### What you need to do
Return every record below exactly as written, but leave out the pictures.

### Records for this exercise
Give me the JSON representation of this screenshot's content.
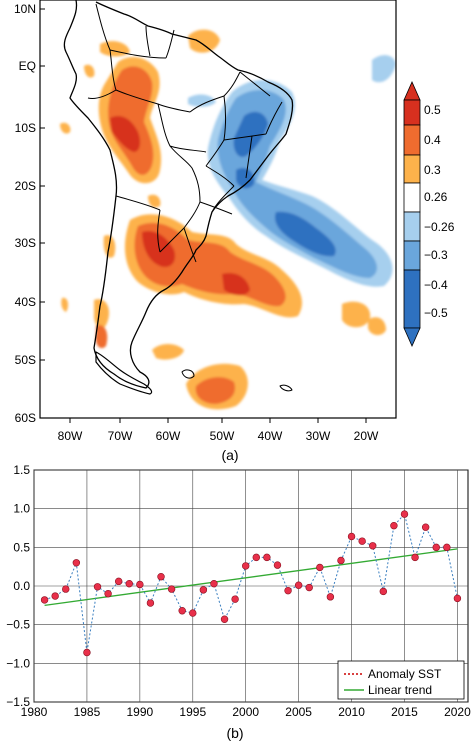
{
  "map_panel": {
    "caption": "(a)",
    "lat_labels": [
      "10N",
      "EQ",
      "10S",
      "20S",
      "30S",
      "40S",
      "50S",
      "60S"
    ],
    "lon_labels": [
      "80W",
      "70W",
      "60W",
      "50W",
      "40W",
      "30W",
      "20W"
    ],
    "colorbar_labels": [
      "0.5",
      "0.4",
      "0.3",
      "0.26",
      "−0.26",
      "−0.3",
      "−0.4",
      "−0.5"
    ],
    "colors": {
      "pos_strong": "#d7301f",
      "pos_mid": "#ef6c2f",
      "pos_weak": "#fdb24b",
      "neutral": "#ffffff",
      "neg_weak": "#a6cfee",
      "neg_mid": "#6aa6dc",
      "neg_strong": "#2e71c0"
    }
  },
  "chart_data": {
    "type": "line",
    "caption": "(b)",
    "x": [
      1981,
      1982,
      1983,
      1984,
      1985,
      1986,
      1987,
      1988,
      1989,
      1990,
      1991,
      1992,
      1993,
      1994,
      1995,
      1996,
      1997,
      1998,
      1999,
      2000,
      2001,
      2002,
      2003,
      2004,
      2005,
      2006,
      2007,
      2008,
      2009,
      2010,
      2011,
      2012,
      2013,
      2014,
      2015,
      2016,
      2017,
      2018,
      2019,
      2020
    ],
    "series": [
      {
        "name": "Anomaly SST",
        "color": "#cc0000",
        "marker_color": "#e8304a",
        "values": [
          -0.18,
          -0.13,
          -0.04,
          0.3,
          -0.86,
          -0.01,
          -0.1,
          0.06,
          0.03,
          0.02,
          -0.22,
          0.12,
          -0.04,
          -0.32,
          -0.35,
          -0.05,
          0.03,
          -0.43,
          -0.17,
          0.26,
          0.37,
          0.37,
          0.27,
          -0.06,
          0.01,
          -0.02,
          0.24,
          -0.14,
          0.33,
          0.64,
          0.58,
          0.52,
          -0.07,
          0.78,
          0.93,
          0.37,
          0.76,
          0.5,
          0.5,
          -0.16
        ]
      },
      {
        "name": "Linear trend",
        "color": "#33aa33",
        "values": [
          -0.25,
          0.48
        ],
        "x": [
          1981,
          2020
        ]
      }
    ],
    "xticks": [
      "1980",
      "1985",
      "1990",
      "1995",
      "2000",
      "2005",
      "2010",
      "2015",
      "2020"
    ],
    "yticks": [
      "1.5",
      "1.0",
      "0.5",
      "0.0",
      "−0.5",
      "−1.0",
      "−1.5"
    ],
    "xlim": [
      1980,
      2021
    ],
    "ylim": [
      -1.5,
      1.5
    ],
    "grid": true,
    "legend_position": "bottom-right"
  }
}
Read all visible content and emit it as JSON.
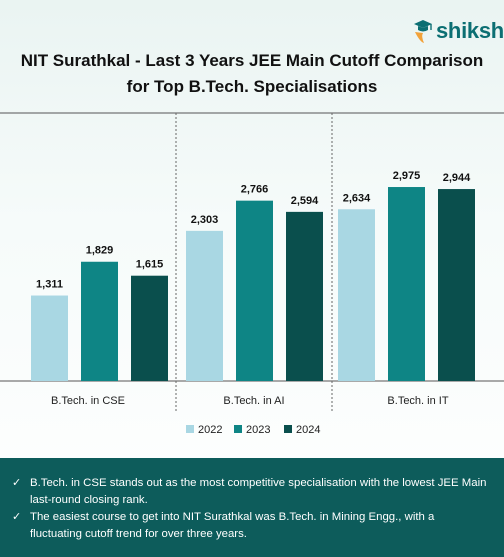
{
  "brand": {
    "logo_text": "shiksha",
    "logo_color": "#0c6f73"
  },
  "title_lines": [
    "NIT Surathkal - Last 3 Years JEE Main Cutoff Comparison",
    "for Top B.Tech. Specialisations"
  ],
  "chart_data": {
    "type": "bar",
    "title": "NIT Surathkal - Last 3 Years JEE Main Cutoff Comparison for Top B.Tech. Specialisations",
    "categories": [
      "B.Tech. in CSE",
      "B.Tech. in AI",
      "B.Tech. in IT"
    ],
    "series": [
      {
        "name": "2022",
        "values": [
          1311,
          2303,
          2634
        ],
        "labels": [
          "1,311",
          "2,303",
          "2,634"
        ],
        "color": "#a9d7e3"
      },
      {
        "name": "2023",
        "values": [
          1829,
          2766,
          2975
        ],
        "labels": [
          "1,829",
          "2,766",
          "2,975"
        ],
        "color": "#0e8585"
      },
      {
        "name": "2024",
        "values": [
          1615,
          2594,
          2944
        ],
        "labels": [
          "1,615",
          "2,594",
          "2,944"
        ],
        "color": "#0a4f4d"
      }
    ],
    "ylim": [
      0,
      3500
    ],
    "legend": "bottom",
    "grid": false
  },
  "footer": {
    "tick_icon": "check-mark-icon",
    "bullets": [
      "B.Tech. in CSE stands out as the most competitive specialisation with the lowest JEE Main last-round closing rank.",
      "The easiest course to get into NIT Surathkal was B.Tech. in Mining Engg., with a fluctuating cutoff trend for over three years."
    ],
    "background": "#0d5c5b"
  }
}
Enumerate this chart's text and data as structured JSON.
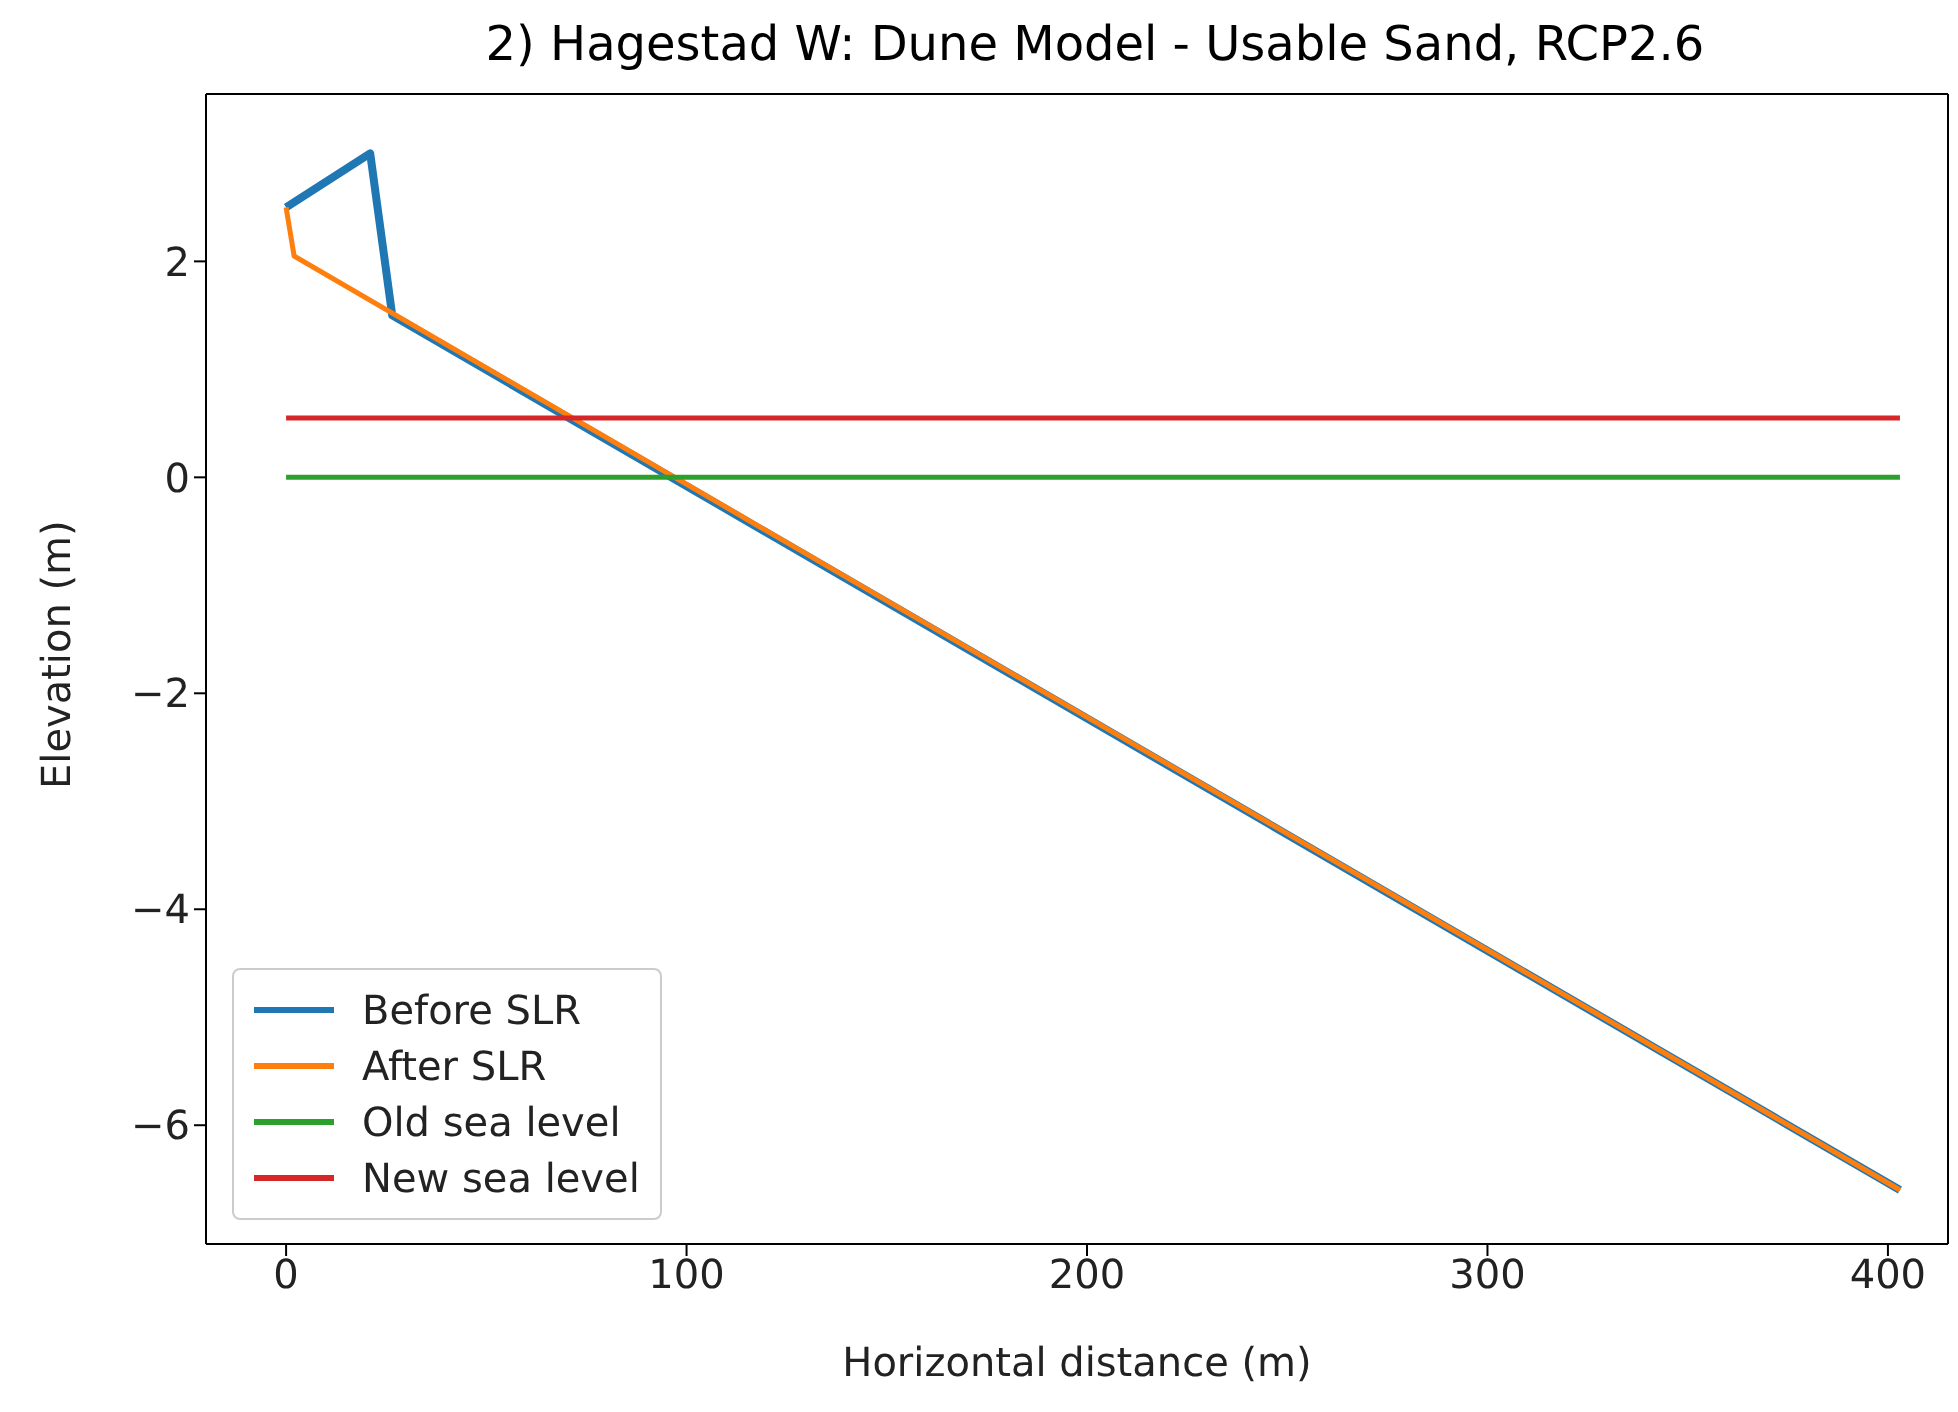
{
  "chart_data": {
    "type": "line",
    "title": "2) Hagestad W: Dune Model - Usable Sand, RCP2.6",
    "xlabel": "Horizontal distance (m)",
    "ylabel": "Elevation (m)",
    "xlim": [
      -20,
      415
    ],
    "xticks": [
      0,
      100,
      200,
      300,
      400
    ],
    "ylim": [
      -7.1,
      3.55
    ],
    "yticks": [
      -6,
      -4,
      -2,
      0,
      2
    ],
    "grid": false,
    "legend": "bottom left",
    "marker": "none",
    "line_style": "solid",
    "series": [
      {
        "name": "Before SLR",
        "color": "#1f77b4",
        "x": [
          0,
          21,
          26.5,
          403
        ],
        "values": [
          2.5,
          3.0,
          1.5,
          -6.6
        ]
      },
      {
        "name": "After SLR",
        "color": "#ff7f0e",
        "x": [
          0,
          2,
          403
        ],
        "values": [
          2.5,
          2.05,
          -6.6
        ]
      },
      {
        "name": "Old sea level",
        "color": "#2ca02c",
        "x": [
          0,
          403
        ],
        "values": [
          0,
          0
        ]
      },
      {
        "name": "New sea level",
        "color": "#d62728",
        "x": [
          0,
          403
        ],
        "values": [
          0.55,
          0.55
        ]
      }
    ]
  }
}
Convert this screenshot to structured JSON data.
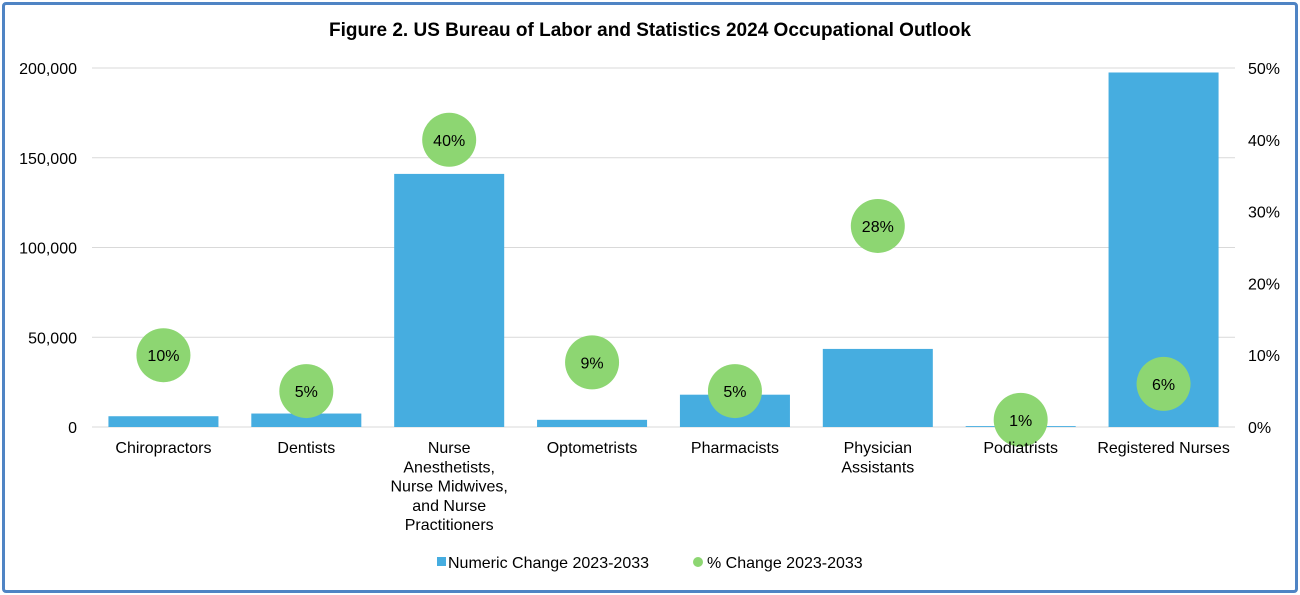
{
  "chart_data": {
    "type": "bar",
    "title": "Figure 2. US Bureau of Labor and Statistics 2024 Occupational Outlook",
    "categories": [
      [
        "Chiropractors"
      ],
      [
        "Dentists"
      ],
      [
        "Nurse",
        "Anesthetists,",
        "Nurse Midwives,",
        "and Nurse",
        "Practitioners"
      ],
      [
        "Optometrists"
      ],
      [
        "Pharmacists"
      ],
      [
        "Physician",
        "Assistants"
      ],
      [
        "Podiatrists"
      ],
      [
        "Registered Nurses"
      ]
    ],
    "series": [
      {
        "name": "Numeric Change 2023-2033",
        "type": "bar",
        "axis": "left",
        "color": "#46ade0",
        "values": [
          6000,
          7500,
          141000,
          4000,
          18000,
          43500,
          500,
          197500
        ]
      },
      {
        "name": "% Change 2023-2033",
        "type": "scatter",
        "axis": "right",
        "color": "#8dd672",
        "values": [
          10,
          5,
          40,
          9,
          5,
          28,
          1,
          6
        ],
        "labels": [
          "10%",
          "5%",
          "40%",
          "9%",
          "5%",
          "28%",
          "1%",
          "6%"
        ]
      }
    ],
    "y_left": {
      "ylim": [
        0,
        200000
      ],
      "ticks": [
        0,
        50000,
        100000,
        150000,
        200000
      ],
      "tick_labels": [
        "0",
        "50,000",
        "100,000",
        "150,000",
        "200,000"
      ]
    },
    "y_right": {
      "ylim": [
        0,
        50
      ],
      "ticks": [
        0,
        10,
        20,
        30,
        40,
        50
      ],
      "tick_labels": [
        "0%",
        "10%",
        "20%",
        "30%",
        "40%",
        "50%"
      ]
    },
    "grid": true,
    "legend": "bottom"
  }
}
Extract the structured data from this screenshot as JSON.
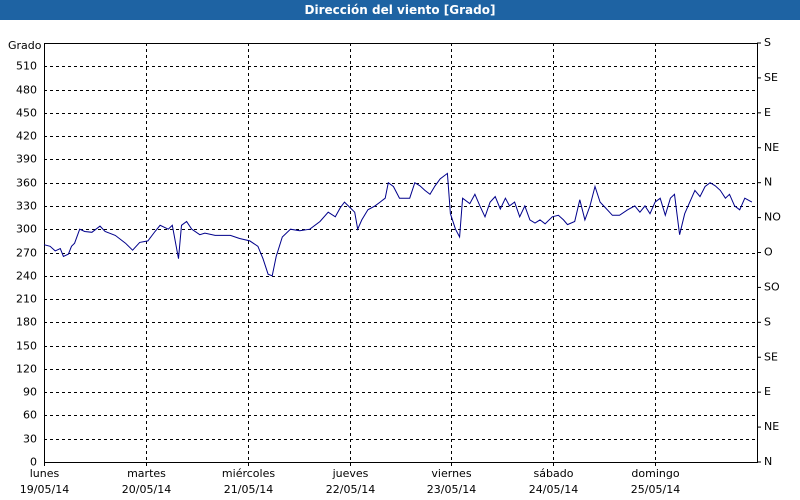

### Task output
Give me the JSON representation of this screenshot's content.
{
  "map_panel": {
    "caption": "(a)",
    "lat_labels": [
      "10N",
      "EQ",
      "10S",
      "20S",
      "30S",
      "40S",
      "50S",
      "60S"
    ],
    "lon_labels": [
      "80W",
      "70W",
      "60W",
      "50W",
      "40W",
      "30W",
      "20W"
    ],
    "colorbar_labels": [
      "0.5",
      "0.4",
      "0.3",
      "0.26",
      "−0.26",
      "−0.3",
      "−0.4",
      "−0.5"
    ],
    "colors": {
      "pos_strong": "#d7301f",
      "pos_mid": "#ef6c2f",
      "pos_weak": "#fdb24b",
      "neutral": "#ffffff",
      "neg_weak": "#a6cfee",
      "neg_mid": "#6aa6dc",
      "neg_strong": "#2e71c0"
    }
  },
  "chart_data": {
    "type": "line",
    "caption": "(b)",
    "x": [
      1981,
      1982,
      1983,
      1984,
      1985,
      1986,
      1987,
      1988,
      1989,
      1990,
      1991,
      1992,
      1993,
      1994,
      1995,
      1996,
      1997,
      1998,
      1999,
      2000,
      2001,
      2002,
      2003,
      2004,
      2005,
      2006,
      2007,
      2008,
      2009,
      2010,
      2011,
      2012,
      2013,
      2014,
      2015,
      2016,
      2017,
      2018,
      2019,
      2020
    ],
    "series": [
      {
        "name": "Anomaly SST",
        "color": "#cc0000",
        "marker_color": "#e8304a",
        "values": [
          -0.18,
          -0.13,
          -0.04,
          0.3,
          -0.86,
          -0.01,
          -0.1,
          0.06,
          0.03,
          0.02,
          -0.22,
          0.12,
          -0.04,
          -0.32,
          -0.35,
          -0.05,
          0.03,
          -0.43,
          -0.17,
          0.26,
          0.37,
          0.37,
          0.27,
          -0.06,
          0.01,
          -0.02,
          0.24,
          -0.14,
          0.33,
          0.64,
          0.58,
          0.52,
          -0.07,
          0.78,
          0.93,
          0.37,
          0.76,
          0.5,
          0.5,
          -0.16
        ]
      },
      {
        "name": "Linear trend",
        "color": "#33aa33",
        "values": [
          -0.25,
          0.48
        ],
        "x": [
          1981,
          2020
        ]
      }
    ],
    "xticks": [
      "1980",
      "1985",
      "1990",
      "1995",
      "2000",
      "2005",
      "2010",
      "2015",
      "2020"
    ],
    "yticks": [
      "1.5",
      "1.0",
      "0.5",
      "0.0",
      "−0.5",
      "−1.0",
      "−1.5"
    ],
    "xlim": [
      1980,
      2021
    ],
    "ylim": [
      -1.5,
      1.5
    ],
    "grid": true,
    "legend_position": "bottom-right"
  }
}
Read all visible content and emit it as JSON.
{
  "brand": {
    "logo_text": "shiksha",
    "logo_color": "#0c6f73"
  },
  "title_lines": [
    "NIT Surathkal - Last 3 Years JEE Main Cutoff Comparison",
    "for Top B.Tech. Specialisations"
  ],
  "chart_data": {
    "type": "bar",
    "title": "NIT Surathkal - Last 3 Years JEE Main Cutoff Comparison for Top B.Tech. Specialisations",
    "categories": [
      "B.Tech. in CSE",
      "B.Tech. in AI",
      "B.Tech. in IT"
    ],
    "series": [
      {
        "name": "2022",
        "values": [
          1311,
          2303,
          2634
        ],
        "labels": [
          "1,311",
          "2,303",
          "2,634"
        ],
        "color": "#a9d7e3"
      },
      {
        "name": "2023",
        "values": [
          1829,
          2766,
          2975
        ],
        "labels": [
          "1,829",
          "2,766",
          "2,975"
        ],
        "color": "#0e8585"
      },
      {
        "name": "2024",
        "values": [
          1615,
          2594,
          2944
        ],
        "labels": [
          "1,615",
          "2,594",
          "2,944"
        ],
        "color": "#0a4f4d"
      }
    ],
    "ylim": [
      0,
      3500
    ],
    "legend": "bottom",
    "grid": false
  },
  "footer": {
    "tick_icon": "check-mark-icon",
    "bullets": [
      "B.Tech. in CSE stands out as the most competitive specialisation with the lowest JEE Main last-round closing rank.",
      "The easiest course to get into NIT Surathkal was B.Tech. in Mining Engg., with a fluctuating cutoff trend for over three years."
    ],
    "background": "#0d5c5b"
  }
}
Enumerate this chart's text and data as structured JSON.
{
  "chart_data": {
    "type": "line",
    "title": "2) Hagestad W: Dune Model - Usable Sand, RCP2.6",
    "xlabel": "Horizontal distance (m)",
    "ylabel": "Elevation (m)",
    "xlim": [
      -20,
      415
    ],
    "xticks": [
      0,
      100,
      200,
      300,
      400
    ],
    "ylim": [
      -7.1,
      3.55
    ],
    "yticks": [
      -6,
      -4,
      -2,
      0,
      2
    ],
    "grid": false,
    "legend": "bottom left",
    "marker": "none",
    "line_style": "solid",
    "series": [
      {
        "name": "Before SLR",
        "color": "#1f77b4",
        "x": [
          0,
          21,
          26.5,
          403
        ],
        "values": [
          2.5,
          3.0,
          1.5,
          -6.6
        ]
      },
      {
        "name": "After SLR",
        "color": "#ff7f0e",
        "x": [
          0,
          2,
          403
        ],
        "values": [
          2.5,
          2.05,
          -6.6
        ]
      },
      {
        "name": "Old sea level",
        "color": "#2ca02c",
        "x": [
          0,
          403
        ],
        "values": [
          0,
          0
        ]
      },
      {
        "name": "New sea level",
        "color": "#d62728",
        "x": [
          0,
          403
        ],
        "values": [
          0.55,
          0.55
        ]
      }
    ]
  }
}
Convert this screenshot to structured JSON data.
{
  "chart_data": {
    "type": "bar",
    "title": "Figure 2. US Bureau of Labor and Statistics 2024 Occupational Outlook",
    "categories": [
      [
        "Chiropractors"
      ],
      [
        "Dentists"
      ],
      [
        "Nurse",
        "Anesthetists,",
        "Nurse Midwives,",
        "and Nurse",
        "Practitioners"
      ],
      [
        "Optometrists"
      ],
      [
        "Pharmacists"
      ],
      [
        "Physician",
        "Assistants"
      ],
      [
        "Podiatrists"
      ],
      [
        "Registered Nurses"
      ]
    ],
    "series": [
      {
        "name": "Numeric Change 2023-2033",
        "type": "bar",
        "axis": "left",
        "color": "#46ade0",
        "values": [
          6000,
          7500,
          141000,
          4000,
          18000,
          43500,
          500,
          197500
        ]
      },
      {
        "name": "% Change 2023-2033",
        "type": "scatter",
        "axis": "right",
        "color": "#8dd672",
        "values": [
          10,
          5,
          40,
          9,
          5,
          28,
          1,
          6
        ],
        "labels": [
          "10%",
          "5%",
          "40%",
          "9%",
          "5%",
          "28%",
          "1%",
          "6%"
        ]
      }
    ],
    "y_left": {
      "ylim": [
        0,
        200000
      ],
      "ticks": [
        0,
        50000,
        100000,
        150000,
        200000
      ],
      "tick_labels": [
        "0",
        "50,000",
        "100,000",
        "150,000",
        "200,000"
      ]
    },
    "y_right": {
      "ylim": [
        0,
        50
      ],
      "ticks": [
        0,
        10,
        20,
        30,
        40,
        50
      ],
      "tick_labels": [
        "0%",
        "10%",
        "20%",
        "30%",
        "40%",
        "50%"
      ]
    },
    "grid": true,
    "legend": "bottom"
  }
}
Extract the structured data from this screenshot as JSON.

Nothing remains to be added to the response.